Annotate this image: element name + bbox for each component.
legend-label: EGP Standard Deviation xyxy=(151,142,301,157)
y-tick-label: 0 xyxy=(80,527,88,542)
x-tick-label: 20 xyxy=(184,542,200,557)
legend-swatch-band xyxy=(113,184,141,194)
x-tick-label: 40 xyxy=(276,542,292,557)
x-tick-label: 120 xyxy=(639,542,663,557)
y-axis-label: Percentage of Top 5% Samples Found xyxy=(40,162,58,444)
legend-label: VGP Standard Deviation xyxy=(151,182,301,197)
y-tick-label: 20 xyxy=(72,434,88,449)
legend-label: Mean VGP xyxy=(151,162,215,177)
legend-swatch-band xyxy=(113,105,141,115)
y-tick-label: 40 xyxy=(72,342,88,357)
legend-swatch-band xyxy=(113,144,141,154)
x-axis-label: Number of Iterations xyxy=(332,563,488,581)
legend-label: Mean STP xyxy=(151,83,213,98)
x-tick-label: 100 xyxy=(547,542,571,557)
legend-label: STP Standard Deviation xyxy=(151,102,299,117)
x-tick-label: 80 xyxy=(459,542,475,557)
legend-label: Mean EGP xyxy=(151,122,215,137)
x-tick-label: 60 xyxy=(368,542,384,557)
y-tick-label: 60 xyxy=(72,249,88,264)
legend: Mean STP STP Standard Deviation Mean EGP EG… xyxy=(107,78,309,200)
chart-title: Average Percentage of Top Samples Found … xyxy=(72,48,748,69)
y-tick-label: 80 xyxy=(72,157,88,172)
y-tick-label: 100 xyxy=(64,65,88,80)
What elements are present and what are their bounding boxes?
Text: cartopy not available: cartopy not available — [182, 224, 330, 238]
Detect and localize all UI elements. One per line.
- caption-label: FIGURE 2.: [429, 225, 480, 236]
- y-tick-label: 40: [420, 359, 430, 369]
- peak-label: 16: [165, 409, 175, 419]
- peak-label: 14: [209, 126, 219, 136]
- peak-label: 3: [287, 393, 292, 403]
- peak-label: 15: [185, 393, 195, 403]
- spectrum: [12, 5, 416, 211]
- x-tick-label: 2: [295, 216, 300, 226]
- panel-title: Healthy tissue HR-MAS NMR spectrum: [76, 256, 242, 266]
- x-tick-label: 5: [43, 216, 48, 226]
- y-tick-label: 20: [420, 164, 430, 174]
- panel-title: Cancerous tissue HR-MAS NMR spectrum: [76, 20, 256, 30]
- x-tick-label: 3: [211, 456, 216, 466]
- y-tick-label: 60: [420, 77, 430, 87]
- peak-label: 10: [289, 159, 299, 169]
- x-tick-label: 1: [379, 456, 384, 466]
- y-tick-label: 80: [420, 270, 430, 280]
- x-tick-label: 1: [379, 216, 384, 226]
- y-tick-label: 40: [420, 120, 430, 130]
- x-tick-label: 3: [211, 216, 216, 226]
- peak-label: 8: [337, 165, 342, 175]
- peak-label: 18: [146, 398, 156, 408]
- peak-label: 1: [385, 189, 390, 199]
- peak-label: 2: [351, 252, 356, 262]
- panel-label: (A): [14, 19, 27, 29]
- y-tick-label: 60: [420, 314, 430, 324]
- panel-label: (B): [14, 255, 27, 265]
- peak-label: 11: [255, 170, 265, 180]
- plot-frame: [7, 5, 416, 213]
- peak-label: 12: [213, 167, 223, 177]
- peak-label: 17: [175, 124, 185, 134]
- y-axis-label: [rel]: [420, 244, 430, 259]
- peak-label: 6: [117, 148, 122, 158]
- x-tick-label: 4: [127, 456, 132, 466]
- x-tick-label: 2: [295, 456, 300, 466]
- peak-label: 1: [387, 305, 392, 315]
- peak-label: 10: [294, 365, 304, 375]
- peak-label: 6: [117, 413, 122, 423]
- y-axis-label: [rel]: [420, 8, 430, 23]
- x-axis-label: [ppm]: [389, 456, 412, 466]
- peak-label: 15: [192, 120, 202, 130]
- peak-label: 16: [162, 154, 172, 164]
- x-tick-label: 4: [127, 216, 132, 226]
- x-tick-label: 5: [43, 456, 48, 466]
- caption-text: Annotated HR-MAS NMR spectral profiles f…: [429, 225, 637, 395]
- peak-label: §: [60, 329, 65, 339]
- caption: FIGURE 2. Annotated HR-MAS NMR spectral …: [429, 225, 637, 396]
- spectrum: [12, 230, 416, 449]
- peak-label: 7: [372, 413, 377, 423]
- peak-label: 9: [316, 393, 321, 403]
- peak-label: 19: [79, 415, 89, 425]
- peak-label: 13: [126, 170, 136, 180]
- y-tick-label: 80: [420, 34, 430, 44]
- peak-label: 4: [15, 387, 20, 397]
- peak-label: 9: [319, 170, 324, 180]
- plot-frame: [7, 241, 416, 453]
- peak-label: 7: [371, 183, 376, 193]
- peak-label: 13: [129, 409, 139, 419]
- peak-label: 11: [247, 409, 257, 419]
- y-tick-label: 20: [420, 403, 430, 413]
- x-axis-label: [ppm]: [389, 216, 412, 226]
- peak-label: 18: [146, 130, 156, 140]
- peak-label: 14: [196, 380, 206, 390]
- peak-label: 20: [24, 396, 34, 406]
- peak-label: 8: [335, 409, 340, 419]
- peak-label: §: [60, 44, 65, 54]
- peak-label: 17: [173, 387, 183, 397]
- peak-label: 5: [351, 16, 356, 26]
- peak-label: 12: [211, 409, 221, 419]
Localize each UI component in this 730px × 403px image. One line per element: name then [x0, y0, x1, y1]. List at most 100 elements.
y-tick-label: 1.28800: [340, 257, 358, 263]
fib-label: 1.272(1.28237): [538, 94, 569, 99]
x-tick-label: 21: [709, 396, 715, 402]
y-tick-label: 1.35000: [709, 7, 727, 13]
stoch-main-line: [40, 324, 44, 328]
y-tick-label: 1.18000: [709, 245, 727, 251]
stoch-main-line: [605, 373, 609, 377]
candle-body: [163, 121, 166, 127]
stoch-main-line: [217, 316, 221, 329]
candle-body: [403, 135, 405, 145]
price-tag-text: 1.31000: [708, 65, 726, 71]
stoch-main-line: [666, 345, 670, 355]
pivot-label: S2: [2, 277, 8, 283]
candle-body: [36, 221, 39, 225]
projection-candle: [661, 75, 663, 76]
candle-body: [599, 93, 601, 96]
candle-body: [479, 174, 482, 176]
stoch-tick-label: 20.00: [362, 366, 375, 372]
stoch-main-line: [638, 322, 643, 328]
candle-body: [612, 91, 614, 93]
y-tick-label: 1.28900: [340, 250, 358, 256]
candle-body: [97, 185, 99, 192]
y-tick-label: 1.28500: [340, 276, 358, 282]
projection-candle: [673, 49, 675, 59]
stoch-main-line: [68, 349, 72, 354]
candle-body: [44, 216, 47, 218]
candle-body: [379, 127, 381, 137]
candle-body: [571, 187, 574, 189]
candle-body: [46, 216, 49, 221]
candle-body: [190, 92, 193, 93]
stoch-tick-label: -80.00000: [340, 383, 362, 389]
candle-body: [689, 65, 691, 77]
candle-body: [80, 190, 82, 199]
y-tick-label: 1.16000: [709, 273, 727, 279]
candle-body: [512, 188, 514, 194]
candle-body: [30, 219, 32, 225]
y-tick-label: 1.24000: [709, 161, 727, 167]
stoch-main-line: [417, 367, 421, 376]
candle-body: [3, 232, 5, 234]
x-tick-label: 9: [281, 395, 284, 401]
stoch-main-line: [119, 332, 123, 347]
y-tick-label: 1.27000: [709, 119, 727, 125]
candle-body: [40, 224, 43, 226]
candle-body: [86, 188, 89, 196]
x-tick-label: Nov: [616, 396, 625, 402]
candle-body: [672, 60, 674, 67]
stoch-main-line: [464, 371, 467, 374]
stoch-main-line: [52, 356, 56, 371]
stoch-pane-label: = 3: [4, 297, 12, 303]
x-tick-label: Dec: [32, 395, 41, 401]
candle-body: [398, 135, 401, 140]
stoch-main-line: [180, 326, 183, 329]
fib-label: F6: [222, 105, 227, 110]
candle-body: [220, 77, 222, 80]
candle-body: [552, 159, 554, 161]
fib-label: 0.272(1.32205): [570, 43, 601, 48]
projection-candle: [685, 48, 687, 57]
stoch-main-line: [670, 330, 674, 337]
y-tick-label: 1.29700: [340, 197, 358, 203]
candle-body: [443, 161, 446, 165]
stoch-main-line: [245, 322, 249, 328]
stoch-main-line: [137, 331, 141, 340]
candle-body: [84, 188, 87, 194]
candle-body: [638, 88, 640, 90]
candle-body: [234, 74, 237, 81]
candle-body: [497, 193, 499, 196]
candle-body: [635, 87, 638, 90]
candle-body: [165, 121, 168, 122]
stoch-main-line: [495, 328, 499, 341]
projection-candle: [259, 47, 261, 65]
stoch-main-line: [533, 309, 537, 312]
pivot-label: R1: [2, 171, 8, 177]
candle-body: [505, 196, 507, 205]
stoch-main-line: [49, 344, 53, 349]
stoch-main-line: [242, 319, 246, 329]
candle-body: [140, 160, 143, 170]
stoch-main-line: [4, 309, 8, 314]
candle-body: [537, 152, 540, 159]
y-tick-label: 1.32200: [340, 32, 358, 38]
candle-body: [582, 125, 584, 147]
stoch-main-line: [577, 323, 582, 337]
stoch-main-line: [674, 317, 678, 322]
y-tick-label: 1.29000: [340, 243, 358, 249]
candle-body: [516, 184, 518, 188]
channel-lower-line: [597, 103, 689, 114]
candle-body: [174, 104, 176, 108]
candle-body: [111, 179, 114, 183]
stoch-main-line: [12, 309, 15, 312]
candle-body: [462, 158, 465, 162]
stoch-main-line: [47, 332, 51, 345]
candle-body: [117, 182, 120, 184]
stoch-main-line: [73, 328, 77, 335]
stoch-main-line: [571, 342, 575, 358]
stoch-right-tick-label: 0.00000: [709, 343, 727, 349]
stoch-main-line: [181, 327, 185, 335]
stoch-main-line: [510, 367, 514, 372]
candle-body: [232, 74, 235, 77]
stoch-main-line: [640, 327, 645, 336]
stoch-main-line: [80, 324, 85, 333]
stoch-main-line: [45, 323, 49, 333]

========================================

#### [GIVEN TASK]
Please gather every line above that contains the word "component" and copy each one out in full.

#### [ANSWER TO THIS EXERCISE]
Annotate this image: element name + bbox for each component.
Localize each UI component in this 730px × 403px image. One line per element: name then [x0, y0, x1, y1]. List at most 100 elements.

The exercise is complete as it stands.